Dataset items:
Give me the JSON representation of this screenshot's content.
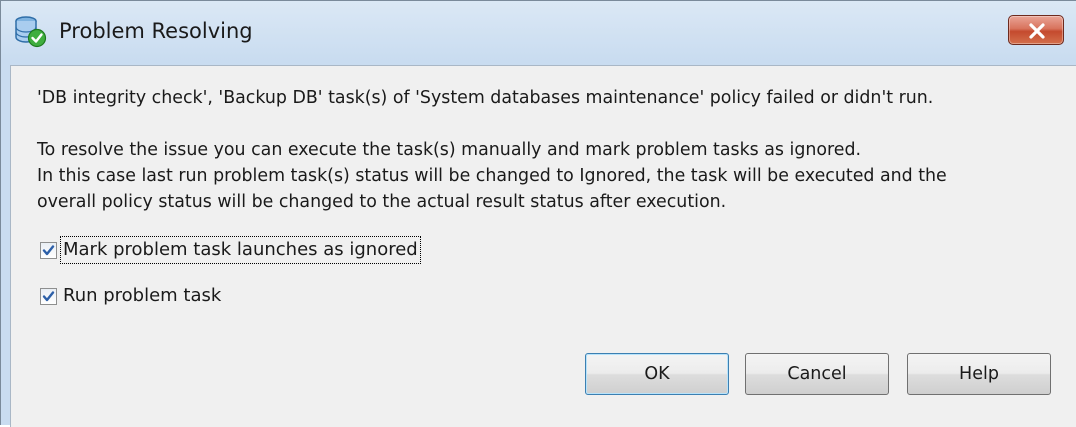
{
  "dialog": {
    "title": "Problem Resolving",
    "icon": "database-check-icon"
  },
  "message": {
    "line1": "'DB integrity check', 'Backup DB' task(s) of 'System databases maintenance' policy failed or didn't run.",
    "line2": "To resolve the issue you can execute the task(s) manually and mark problem tasks as ignored.",
    "line3": "In this case last run problem task(s) status will be changed to Ignored, the task will be executed and the",
    "line4": "overall policy status will be changed to the actual result status after execution."
  },
  "options": [
    {
      "label": "Mark problem task launches as ignored",
      "checked": true,
      "focused": true
    },
    {
      "label": "Run problem task",
      "checked": true,
      "focused": false
    }
  ],
  "buttons": {
    "ok": "OK",
    "cancel": "Cancel",
    "help": "Help"
  },
  "colors": {
    "title_bar": "#c9dcf0",
    "close_button": "#c44a2e",
    "client_area": "#f0f0f0",
    "check_mark": "#2c5fa8"
  }
}
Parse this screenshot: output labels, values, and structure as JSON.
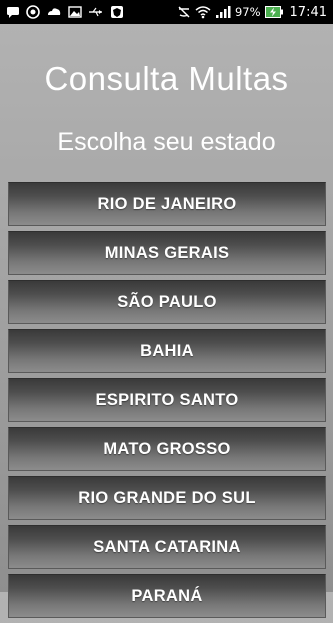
{
  "status_bar": {
    "battery_percent": "97%",
    "time": "17:41",
    "icons": [
      "chat-icon",
      "whatsapp-icon",
      "cloud-icon",
      "image-icon",
      "usb-icon",
      "shield-icon",
      "mute-icon",
      "wifi-icon",
      "signal-icon",
      "battery-charging-icon"
    ]
  },
  "app": {
    "title": "Consulta Multas",
    "subtitle": "Escolha seu estado"
  },
  "states": [
    {
      "label": "RIO DE JANEIRO"
    },
    {
      "label": "MINAS GERAIS"
    },
    {
      "label": "SÃO PAULO"
    },
    {
      "label": "BAHIA"
    },
    {
      "label": "ESPIRITO SANTO"
    },
    {
      "label": "MATO GROSSO"
    },
    {
      "label": "RIO GRANDE DO SUL"
    },
    {
      "label": "SANTA CATARINA"
    },
    {
      "label": "PARANÁ"
    }
  ],
  "colors": {
    "background_top": "#b3b3b3",
    "background_bottom": "#8f8f8f",
    "button_dark": "#3a3a3a",
    "button_light": "#8c8c8c",
    "battery_green": "#4caf50"
  }
}
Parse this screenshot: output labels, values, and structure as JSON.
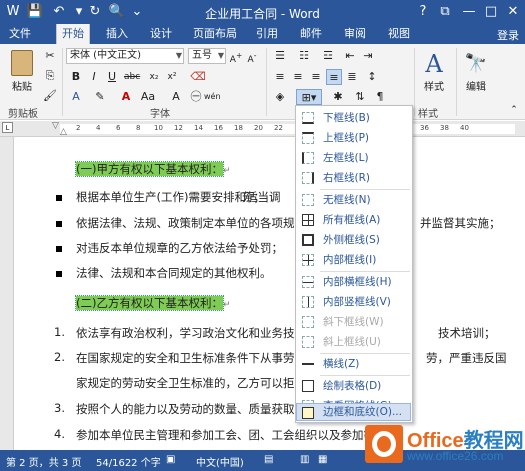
{
  "window": {
    "title": "企业用工合同 - Word"
  },
  "quick_access": {
    "save_icon": "save-icon",
    "undo_icon": "undo-icon",
    "redo_icon": "redo-icon",
    "preview_icon": "print-preview-icon"
  },
  "window_controls": {
    "help": "?",
    "ribbon_options": "⧉",
    "minimize": "—",
    "maximize": "□",
    "close": "✕"
  },
  "tabs": [
    {
      "label": "文件"
    },
    {
      "label": "开始"
    },
    {
      "label": "插入"
    },
    {
      "label": "设计"
    },
    {
      "label": "页面布局"
    },
    {
      "label": "引用"
    },
    {
      "label": "邮件"
    },
    {
      "label": "审阅"
    },
    {
      "label": "视图"
    }
  ],
  "signin": "登录",
  "ribbon": {
    "clipboard": {
      "paste": "粘贴",
      "label": "剪贴板"
    },
    "font": {
      "name": "宋体 (中文正文)",
      "size": "五号",
      "label": "字体",
      "wen": "wén",
      "a_label": "A"
    },
    "paragraph": {
      "label": "段落"
    },
    "styles": {
      "big": "样式",
      "label": "样式"
    },
    "editing": {
      "big": "编辑"
    }
  },
  "ruler": {
    "numbers": [
      "2",
      "4",
      "6",
      "8",
      "10",
      "12",
      "14",
      "16",
      "18",
      "20",
      "22",
      "24",
      "26",
      "28",
      "30",
      "32",
      "34",
      "36",
      "38",
      "40"
    ]
  },
  "document": {
    "heading1": "(一)甲方有权以下基本权利：",
    "bullets": [
      "根据本单位生产(工作)需要安排和适当调",
      "依据法律、法规、政策制定本单位的各项规",
      "对违反本单位规章的乙方依法给予处罚；",
      "法律、法规和本合同规定的其他权利。"
    ],
    "bullet_tails": [
      "芳；",
      "并监督其实施；"
    ],
    "heading2": "(二)乙方有权以下基本权利：",
    "numbered": [
      {
        "n": "1.",
        "text": "依法享有政治权利，学习政治文化和业务技",
        "tail": "技术培训；"
      },
      {
        "n": "2.",
        "text": "在国家规定的安全和卫生标准条件下从事劳",
        "tail": "劳，严重违反国"
      },
      {
        "n": "",
        "text": "家规定的劳动安全卫生标准的，乙方可以拒",
        "tail": ""
      },
      {
        "n": "3.",
        "text": "按照个人的能力以及劳动的数量、质量获取",
        "tail": ""
      },
      {
        "n": "4.",
        "text": "参加本单位民主管理和参加工会、团、工会组织以及参加等",
        "tail": ""
      }
    ]
  },
  "border_menu": {
    "items": [
      {
        "label": "下框线(B)",
        "disabled": false
      },
      {
        "label": "上框线(P)",
        "disabled": false
      },
      {
        "label": "左框线(L)",
        "disabled": false
      },
      {
        "label": "右框线(R)",
        "disabled": false
      },
      {
        "label": "无框线(N)",
        "disabled": false
      },
      {
        "label": "所有框线(A)",
        "disabled": false
      },
      {
        "label": "外侧框线(S)",
        "disabled": false
      },
      {
        "label": "内部框线(I)",
        "disabled": false
      },
      {
        "label": "内部横框线(H)",
        "disabled": false
      },
      {
        "label": "内部竖框线(V)",
        "disabled": false
      },
      {
        "label": "斜下框线(W)",
        "disabled": true
      },
      {
        "label": "斜上框线(U)",
        "disabled": true
      },
      {
        "label": "横线(Z)",
        "disabled": false
      },
      {
        "label": "绘制表格(D)",
        "disabled": false
      },
      {
        "label": "查看网格线(G)",
        "disabled": false
      },
      {
        "label": "边框和底纹(O)...",
        "disabled": false
      }
    ]
  },
  "status": {
    "page": "第 2 页，共 3 页",
    "words": "54/1622 个字",
    "lang": "中文(中国)"
  },
  "watermark": {
    "brand_a": "Office",
    "brand_b": "教程网",
    "site": "www.office26.com"
  },
  "colors": {
    "accent": "#2b579a",
    "highlight": "#7fcc55",
    "menu_text": "#2b579a",
    "watermark_orange": "#e96a1e"
  }
}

▸ What is asked
Provide solely the number of lines in the data that include the word "will".

▸ Result of the exercise
2